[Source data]
--------

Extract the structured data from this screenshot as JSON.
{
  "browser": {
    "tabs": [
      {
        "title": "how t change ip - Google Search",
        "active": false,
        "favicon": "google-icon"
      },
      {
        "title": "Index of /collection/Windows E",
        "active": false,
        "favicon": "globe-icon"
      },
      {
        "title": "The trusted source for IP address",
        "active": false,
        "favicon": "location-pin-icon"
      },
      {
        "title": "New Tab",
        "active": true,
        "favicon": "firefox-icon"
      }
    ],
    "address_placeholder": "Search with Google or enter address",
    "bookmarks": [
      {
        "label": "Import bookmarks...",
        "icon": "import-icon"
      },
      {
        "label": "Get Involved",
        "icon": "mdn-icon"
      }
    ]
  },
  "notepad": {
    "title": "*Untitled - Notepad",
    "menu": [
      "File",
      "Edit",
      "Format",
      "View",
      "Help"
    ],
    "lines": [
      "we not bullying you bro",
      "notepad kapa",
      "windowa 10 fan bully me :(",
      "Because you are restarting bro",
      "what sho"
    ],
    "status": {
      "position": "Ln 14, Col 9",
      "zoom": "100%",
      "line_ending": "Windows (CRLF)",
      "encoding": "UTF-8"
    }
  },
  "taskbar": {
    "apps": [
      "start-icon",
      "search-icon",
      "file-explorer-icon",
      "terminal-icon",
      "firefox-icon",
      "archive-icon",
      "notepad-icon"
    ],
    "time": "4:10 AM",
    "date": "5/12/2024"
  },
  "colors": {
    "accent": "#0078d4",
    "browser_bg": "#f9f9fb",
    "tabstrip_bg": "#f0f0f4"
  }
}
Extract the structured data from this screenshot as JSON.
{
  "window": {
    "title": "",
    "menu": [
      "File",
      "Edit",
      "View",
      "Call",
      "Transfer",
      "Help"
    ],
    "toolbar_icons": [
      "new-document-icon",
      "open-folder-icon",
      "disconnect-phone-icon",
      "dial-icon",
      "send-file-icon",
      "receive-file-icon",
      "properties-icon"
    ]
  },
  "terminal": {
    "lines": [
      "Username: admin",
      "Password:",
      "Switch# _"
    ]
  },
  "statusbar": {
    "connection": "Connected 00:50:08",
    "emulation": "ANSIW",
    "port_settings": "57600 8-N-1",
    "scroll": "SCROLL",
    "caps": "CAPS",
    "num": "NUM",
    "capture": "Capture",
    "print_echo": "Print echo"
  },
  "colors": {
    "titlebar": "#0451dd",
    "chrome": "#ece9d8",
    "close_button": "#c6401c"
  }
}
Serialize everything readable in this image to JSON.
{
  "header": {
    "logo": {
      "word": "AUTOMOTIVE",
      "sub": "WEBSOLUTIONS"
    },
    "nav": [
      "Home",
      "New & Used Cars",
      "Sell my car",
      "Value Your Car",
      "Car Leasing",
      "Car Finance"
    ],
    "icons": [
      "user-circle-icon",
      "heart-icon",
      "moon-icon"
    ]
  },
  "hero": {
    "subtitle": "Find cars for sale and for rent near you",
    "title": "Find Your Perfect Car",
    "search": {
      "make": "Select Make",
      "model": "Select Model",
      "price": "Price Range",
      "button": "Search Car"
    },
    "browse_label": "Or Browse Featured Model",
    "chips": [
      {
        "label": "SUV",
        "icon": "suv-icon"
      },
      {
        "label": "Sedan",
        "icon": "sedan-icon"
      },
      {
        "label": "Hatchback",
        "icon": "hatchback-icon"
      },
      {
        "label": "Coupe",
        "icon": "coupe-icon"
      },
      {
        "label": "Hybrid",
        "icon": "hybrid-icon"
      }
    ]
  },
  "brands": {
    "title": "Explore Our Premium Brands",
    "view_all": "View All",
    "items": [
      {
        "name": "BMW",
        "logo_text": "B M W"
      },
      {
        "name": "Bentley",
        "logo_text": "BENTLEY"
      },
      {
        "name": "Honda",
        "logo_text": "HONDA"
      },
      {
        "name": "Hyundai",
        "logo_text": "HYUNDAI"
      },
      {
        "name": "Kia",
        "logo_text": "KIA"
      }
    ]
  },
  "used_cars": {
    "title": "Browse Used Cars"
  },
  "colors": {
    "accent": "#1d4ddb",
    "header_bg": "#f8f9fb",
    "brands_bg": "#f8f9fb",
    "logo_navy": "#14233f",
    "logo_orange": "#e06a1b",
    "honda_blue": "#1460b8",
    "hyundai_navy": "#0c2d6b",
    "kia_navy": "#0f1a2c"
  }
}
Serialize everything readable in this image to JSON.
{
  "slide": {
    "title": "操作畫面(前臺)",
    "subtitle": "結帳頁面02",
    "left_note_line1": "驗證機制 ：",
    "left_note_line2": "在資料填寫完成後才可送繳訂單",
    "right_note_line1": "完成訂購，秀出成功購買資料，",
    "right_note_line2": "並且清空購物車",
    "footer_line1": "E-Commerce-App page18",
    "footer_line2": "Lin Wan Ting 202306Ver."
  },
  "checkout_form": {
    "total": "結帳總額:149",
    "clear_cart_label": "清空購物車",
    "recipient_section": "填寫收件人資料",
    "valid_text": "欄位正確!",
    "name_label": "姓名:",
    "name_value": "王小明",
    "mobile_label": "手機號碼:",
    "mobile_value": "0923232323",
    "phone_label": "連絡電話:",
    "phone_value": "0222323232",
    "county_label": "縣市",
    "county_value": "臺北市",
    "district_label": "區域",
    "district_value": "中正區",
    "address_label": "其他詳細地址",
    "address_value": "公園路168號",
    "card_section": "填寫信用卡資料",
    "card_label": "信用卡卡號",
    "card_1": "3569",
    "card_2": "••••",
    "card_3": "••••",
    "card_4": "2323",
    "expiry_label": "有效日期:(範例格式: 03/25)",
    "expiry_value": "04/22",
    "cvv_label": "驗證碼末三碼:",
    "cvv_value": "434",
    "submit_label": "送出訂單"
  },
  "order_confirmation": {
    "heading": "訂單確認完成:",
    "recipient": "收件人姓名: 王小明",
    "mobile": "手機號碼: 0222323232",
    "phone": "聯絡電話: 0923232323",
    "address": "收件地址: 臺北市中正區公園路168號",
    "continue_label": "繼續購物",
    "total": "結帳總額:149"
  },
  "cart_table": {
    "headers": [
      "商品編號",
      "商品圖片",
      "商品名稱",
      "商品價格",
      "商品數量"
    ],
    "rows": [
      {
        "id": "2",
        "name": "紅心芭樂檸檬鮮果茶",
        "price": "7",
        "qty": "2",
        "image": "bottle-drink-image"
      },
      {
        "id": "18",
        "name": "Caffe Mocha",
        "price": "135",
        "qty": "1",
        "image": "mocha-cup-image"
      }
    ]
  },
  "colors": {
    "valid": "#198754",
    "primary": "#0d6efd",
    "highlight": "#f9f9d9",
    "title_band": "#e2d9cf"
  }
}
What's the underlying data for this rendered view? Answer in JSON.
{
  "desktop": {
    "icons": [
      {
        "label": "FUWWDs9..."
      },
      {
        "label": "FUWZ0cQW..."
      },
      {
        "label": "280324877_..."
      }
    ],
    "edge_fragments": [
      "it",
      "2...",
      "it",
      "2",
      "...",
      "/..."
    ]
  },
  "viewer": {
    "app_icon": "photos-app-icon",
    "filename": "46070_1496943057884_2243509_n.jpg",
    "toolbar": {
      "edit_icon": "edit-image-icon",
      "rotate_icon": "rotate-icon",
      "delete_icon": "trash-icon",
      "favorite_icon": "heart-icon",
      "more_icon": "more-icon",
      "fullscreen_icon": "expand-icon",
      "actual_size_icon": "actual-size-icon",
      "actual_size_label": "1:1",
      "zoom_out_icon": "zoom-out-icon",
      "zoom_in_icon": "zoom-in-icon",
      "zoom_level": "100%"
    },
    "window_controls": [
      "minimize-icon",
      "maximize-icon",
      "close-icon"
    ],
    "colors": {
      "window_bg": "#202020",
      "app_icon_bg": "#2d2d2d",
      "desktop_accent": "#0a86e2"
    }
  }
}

--------

◆ **PROBLEM**
Repeat, word for word, every line from the line that contains "What's the underlying" to the end of the entries; include both of those lines and no others.

◆ **ANSWER TO THIS PROBLEM**
What's the underlying data for this rendered view? Answer in JSON.
{
  "desktop": {
    "icons": [
      {
        "label": "FUWWDs9..."
      },
      {
        "label": "FUWZ0cQW..."
      },
      {
        "label": "280324877_..."
      }
    ],
    "edge_fragments": [
      "it",
      "2...",
      "it",
      "2",
      "...",
      "/..."
    ]
  },
  "viewer": {
    "app_icon": "photos-app-icon",
    "filename": "46070_1496943057884_2243509_n.jpg",
    "toolbar": {
      "edit_icon": "edit-image-icon",
      "rotate_icon": "rotate-icon",
      "delete_icon": "trash-icon",
      "favorite_icon": "heart-icon",
      "more_icon": "more-icon",
      "fullscreen_icon": "expand-icon",
      "actual_size_icon": "actual-size-icon",
      "actual_size_label": "1:1",
      "zoom_out_icon": "zoom-out-icon",
      "zoom_in_icon": "zoom-in-icon",
      "zoom_level": "100%"
    },
    "window_controls": [
      "minimize-icon",
      "maximize-icon",
      "close-icon"
    ],
    "colors": {
      "window_bg": "#202020",
      "app_icon_bg": "#2d2d2d",
      "desktop_accent": "#0a86e2"
    }
  }
}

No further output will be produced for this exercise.